What is asked
Please transcribe the records precisely; pictures stay out of your copy.

+++++

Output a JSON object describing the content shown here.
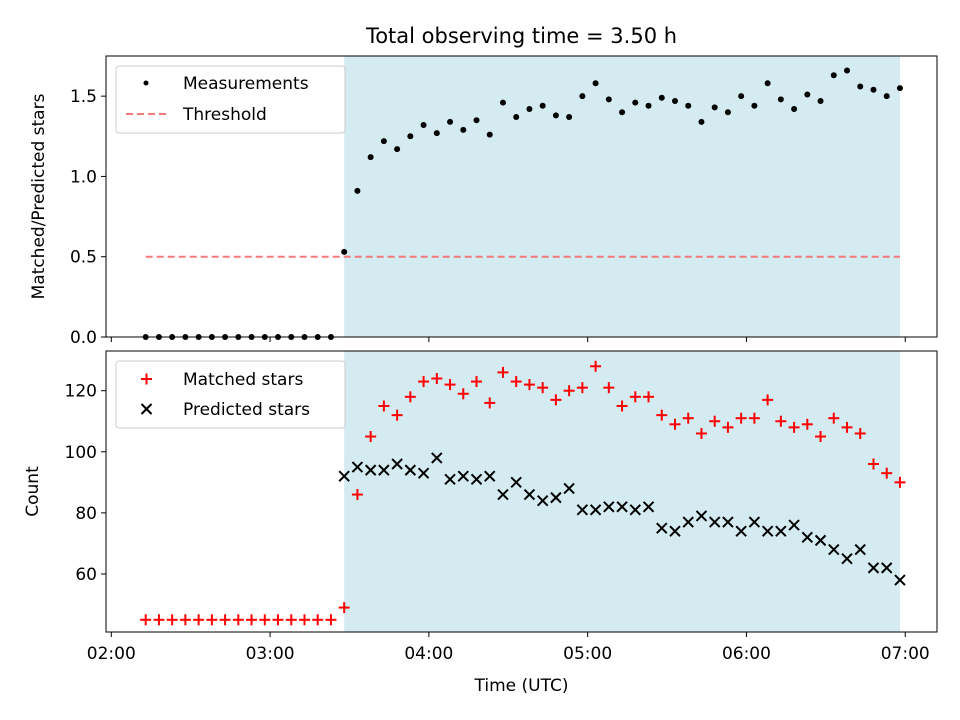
{
  "chart_data": [
    {
      "type": "scatter",
      "title": "Total observing time = 3.50 h",
      "ylabel": "Matched/Predicted stars",
      "xlim": [
        "01:58",
        "07:12"
      ],
      "ylim": [
        0,
        1.75
      ],
      "yticks": [
        0.0,
        0.5,
        1.0,
        1.5
      ],
      "ytick_labels": [
        "0.0",
        "0.5",
        "1.0",
        "1.5"
      ],
      "shaded_region": {
        "x_start": "03:28",
        "x_end": "06:58",
        "color": "#d4ebf1"
      },
      "legend": {
        "position": "top-left",
        "entries": [
          "Measurements",
          "Threshold"
        ]
      },
      "series": [
        {
          "name": "Measurements",
          "marker": "dot",
          "color": "#000000",
          "x": [
            "02:13",
            "02:18",
            "02:23",
            "02:28",
            "02:33",
            "02:38",
            "02:43",
            "02:48",
            "02:53",
            "02:58",
            "03:03",
            "03:08",
            "03:13",
            "03:18",
            "03:23",
            "03:28",
            "03:33",
            "03:38",
            "03:43",
            "03:48",
            "03:53",
            "03:58",
            "04:03",
            "04:08",
            "04:13",
            "04:18",
            "04:23",
            "04:28",
            "04:33",
            "04:38",
            "04:43",
            "04:48",
            "04:53",
            "04:58",
            "05:03",
            "05:08",
            "05:13",
            "05:18",
            "05:23",
            "05:28",
            "05:33",
            "05:38",
            "05:43",
            "05:48",
            "05:53",
            "05:58",
            "06:03",
            "06:08",
            "06:13",
            "06:18",
            "06:23",
            "06:28",
            "06:33",
            "06:38",
            "06:43",
            "06:48",
            "06:53",
            "06:58"
          ],
          "y": [
            0,
            0,
            0,
            0,
            0,
            0,
            0,
            0,
            0,
            0,
            0,
            0,
            0,
            0,
            0,
            0.53,
            0.91,
            1.12,
            1.22,
            1.17,
            1.25,
            1.32,
            1.27,
            1.34,
            1.29,
            1.35,
            1.26,
            1.46,
            1.37,
            1.42,
            1.44,
            1.38,
            1.37,
            1.5,
            1.58,
            1.48,
            1.4,
            1.46,
            1.44,
            1.49,
            1.47,
            1.44,
            1.34,
            1.43,
            1.4,
            1.5,
            1.44,
            1.58,
            1.48,
            1.42,
            1.51,
            1.47,
            1.63,
            1.66,
            1.56,
            1.54,
            1.5,
            1.55
          ]
        },
        {
          "name": "Threshold",
          "style": "dashed-line",
          "color": "#f27a7a",
          "x": [
            "02:13",
            "06:58"
          ],
          "y": [
            0.5,
            0.5
          ]
        }
      ]
    },
    {
      "type": "scatter",
      "xlabel": "Time (UTC)",
      "ylabel": "Count",
      "xlim": [
        "01:58",
        "07:12"
      ],
      "ylim": [
        41,
        133
      ],
      "yticks": [
        60,
        80,
        100,
        120
      ],
      "xticks": [
        "02:00",
        "03:00",
        "04:00",
        "05:00",
        "06:00",
        "07:00"
      ],
      "shaded_region": {
        "x_start": "03:28",
        "x_end": "06:58",
        "color": "#d4ebf1"
      },
      "legend": {
        "position": "top-left",
        "entries": [
          "Matched stars",
          "Predicted stars"
        ]
      },
      "series": [
        {
          "name": "Matched stars",
          "marker": "plus",
          "color": "#ff0000",
          "x": [
            "02:13",
            "02:18",
            "02:23",
            "02:28",
            "02:33",
            "02:38",
            "02:43",
            "02:48",
            "02:53",
            "02:58",
            "03:03",
            "03:08",
            "03:13",
            "03:18",
            "03:23",
            "03:28",
            "03:33",
            "03:38",
            "03:43",
            "03:48",
            "03:53",
            "03:58",
            "04:03",
            "04:08",
            "04:13",
            "04:18",
            "04:23",
            "04:28",
            "04:33",
            "04:38",
            "04:43",
            "04:48",
            "04:53",
            "04:58",
            "05:03",
            "05:08",
            "05:13",
            "05:18",
            "05:23",
            "05:28",
            "05:33",
            "05:38",
            "05:43",
            "05:48",
            "05:53",
            "05:58",
            "06:03",
            "06:08",
            "06:13",
            "06:18",
            "06:23",
            "06:28",
            "06:33",
            "06:38",
            "06:43",
            "06:48",
            "06:53",
            "06:58"
          ],
          "y": [
            45,
            45,
            45,
            45,
            45,
            45,
            45,
            45,
            45,
            45,
            45,
            45,
            45,
            45,
            45,
            49,
            86,
            105,
            115,
            112,
            118,
            123,
            124,
            122,
            119,
            123,
            116,
            126,
            123,
            122,
            121,
            117,
            120,
            121,
            128,
            121,
            115,
            118,
            118,
            112,
            109,
            111,
            106,
            110,
            108,
            111,
            111,
            117,
            110,
            108,
            109,
            105,
            111,
            108,
            106,
            96,
            93,
            90
          ]
        },
        {
          "name": "Predicted stars",
          "marker": "x",
          "color": "#000000",
          "x": [
            "03:28",
            "03:33",
            "03:38",
            "03:43",
            "03:48",
            "03:53",
            "03:58",
            "04:03",
            "04:08",
            "04:13",
            "04:18",
            "04:23",
            "04:28",
            "04:33",
            "04:38",
            "04:43",
            "04:48",
            "04:53",
            "04:58",
            "05:03",
            "05:08",
            "05:13",
            "05:18",
            "05:23",
            "05:28",
            "05:33",
            "05:38",
            "05:43",
            "05:48",
            "05:53",
            "05:58",
            "06:03",
            "06:08",
            "06:13",
            "06:18",
            "06:23",
            "06:28",
            "06:33",
            "06:38",
            "06:43",
            "06:48",
            "06:53",
            "06:58"
          ],
          "y": [
            92,
            95,
            94,
            94,
            96,
            94,
            93,
            98,
            91,
            92,
            91,
            92,
            86,
            90,
            86,
            84,
            85,
            88,
            81,
            81,
            82,
            82,
            81,
            82,
            75,
            74,
            77,
            79,
            77,
            77,
            74,
            77,
            74,
            74,
            76,
            72,
            71,
            68,
            65,
            68,
            62,
            62,
            58
          ]
        }
      ]
    }
  ]
}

+++++

Solution for this problem
Output a JSON object describing the content shown here.
{
  "chart_data": [
    {
      "type": "scatter",
      "title": "Total observing time = 3.50 h",
      "ylabel": "Matched/Predicted stars",
      "xlim": [
        "01:58",
        "07:12"
      ],
      "ylim": [
        0,
        1.75
      ],
      "yticks": [
        0.0,
        0.5,
        1.0,
        1.5
      ],
      "ytick_labels": [
        "0.0",
        "0.5",
        "1.0",
        "1.5"
      ],
      "shaded_region": {
        "x_start": "03:28",
        "x_end": "06:58",
        "color": "#d4ebf1"
      },
      "legend": {
        "position": "top-left",
        "entries": [
          "Measurements",
          "Threshold"
        ]
      },
      "series": [
        {
          "name": "Measurements",
          "marker": "dot",
          "color": "#000000",
          "x": [
            "02:13",
            "02:18",
            "02:23",
            "02:28",
            "02:33",
            "02:38",
            "02:43",
            "02:48",
            "02:53",
            "02:58",
            "03:03",
            "03:08",
            "03:13",
            "03:18",
            "03:23",
            "03:28",
            "03:33",
            "03:38",
            "03:43",
            "03:48",
            "03:53",
            "03:58",
            "04:03",
            "04:08",
            "04:13",
            "04:18",
            "04:23",
            "04:28",
            "04:33",
            "04:38",
            "04:43",
            "04:48",
            "04:53",
            "04:58",
            "05:03",
            "05:08",
            "05:13",
            "05:18",
            "05:23",
            "05:28",
            "05:33",
            "05:38",
            "05:43",
            "05:48",
            "05:53",
            "05:58",
            "06:03",
            "06:08",
            "06:13",
            "06:18",
            "06:23",
            "06:28",
            "06:33",
            "06:38",
            "06:43",
            "06:48",
            "06:53",
            "06:58"
          ],
          "y": [
            0,
            0,
            0,
            0,
            0,
            0,
            0,
            0,
            0,
            0,
            0,
            0,
            0,
            0,
            0,
            0.53,
            0.91,
            1.12,
            1.22,
            1.17,
            1.25,
            1.32,
            1.27,
            1.34,
            1.29,
            1.35,
            1.26,
            1.46,
            1.37,
            1.42,
            1.44,
            1.38,
            1.37,
            1.5,
            1.58,
            1.48,
            1.4,
            1.46,
            1.44,
            1.49,
            1.47,
            1.44,
            1.34,
            1.43,
            1.4,
            1.5,
            1.44,
            1.58,
            1.48,
            1.42,
            1.51,
            1.47,
            1.63,
            1.66,
            1.56,
            1.54,
            1.5,
            1.55
          ]
        },
        {
          "name": "Threshold",
          "style": "dashed-line",
          "color": "#f27a7a",
          "x": [
            "02:13",
            "06:58"
          ],
          "y": [
            0.5,
            0.5
          ]
        }
      ]
    },
    {
      "type": "scatter",
      "xlabel": "Time (UTC)",
      "ylabel": "Count",
      "xlim": [
        "01:58",
        "07:12"
      ],
      "ylim": [
        41,
        133
      ],
      "yticks": [
        60,
        80,
        100,
        120
      ],
      "xticks": [
        "02:00",
        "03:00",
        "04:00",
        "05:00",
        "06:00",
        "07:00"
      ],
      "shaded_region": {
        "x_start": "03:28",
        "x_end": "06:58",
        "color": "#d4ebf1"
      },
      "legend": {
        "position": "top-left",
        "entries": [
          "Matched stars",
          "Predicted stars"
        ]
      },
      "series": [
        {
          "name": "Matched stars",
          "marker": "plus",
          "color": "#ff0000",
          "x": [
            "02:13",
            "02:18",
            "02:23",
            "02:28",
            "02:33",
            "02:38",
            "02:43",
            "02:48",
            "02:53",
            "02:58",
            "03:03",
            "03:08",
            "03:13",
            "03:18",
            "03:23",
            "03:28",
            "03:33",
            "03:38",
            "03:43",
            "03:48",
            "03:53",
            "03:58",
            "04:03",
            "04:08",
            "04:13",
            "04:18",
            "04:23",
            "04:28",
            "04:33",
            "04:38",
            "04:43",
            "04:48",
            "04:53",
            "04:58",
            "05:03",
            "05:08",
            "05:13",
            "05:18",
            "05:23",
            "05:28",
            "05:33",
            "05:38",
            "05:43",
            "05:48",
            "05:53",
            "05:58",
            "06:03",
            "06:08",
            "06:13",
            "06:18",
            "06:23",
            "06:28",
            "06:33",
            "06:38",
            "06:43",
            "06:48",
            "06:53",
            "06:58"
          ],
          "y": [
            45,
            45,
            45,
            45,
            45,
            45,
            45,
            45,
            45,
            45,
            45,
            45,
            45,
            45,
            45,
            49,
            86,
            105,
            115,
            112,
            118,
            123,
            124,
            122,
            119,
            123,
            116,
            126,
            123,
            122,
            121,
            117,
            120,
            121,
            128,
            121,
            115,
            118,
            118,
            112,
            109,
            111,
            106,
            110,
            108,
            111,
            111,
            117,
            110,
            108,
            109,
            105,
            111,
            108,
            106,
            96,
            93,
            90
          ]
        },
        {
          "name": "Predicted stars",
          "marker": "x",
          "color": "#000000",
          "x": [
            "03:28",
            "03:33",
            "03:38",
            "03:43",
            "03:48",
            "03:53",
            "03:58",
            "04:03",
            "04:08",
            "04:13",
            "04:18",
            "04:23",
            "04:28",
            "04:33",
            "04:38",
            "04:43",
            "04:48",
            "04:53",
            "04:58",
            "05:03",
            "05:08",
            "05:13",
            "05:18",
            "05:23",
            "05:28",
            "05:33",
            "05:38",
            "05:43",
            "05:48",
            "05:53",
            "05:58",
            "06:03",
            "06:08",
            "06:13",
            "06:18",
            "06:23",
            "06:28",
            "06:33",
            "06:38",
            "06:43",
            "06:48",
            "06:53",
            "06:58"
          ],
          "y": [
            92,
            95,
            94,
            94,
            96,
            94,
            93,
            98,
            91,
            92,
            91,
            92,
            86,
            90,
            86,
            84,
            85,
            88,
            81,
            81,
            82,
            82,
            81,
            82,
            75,
            74,
            77,
            79,
            77,
            77,
            74,
            77,
            74,
            74,
            76,
            72,
            71,
            68,
            65,
            68,
            62,
            62,
            58
          ]
        }
      ]
    }
  ]
}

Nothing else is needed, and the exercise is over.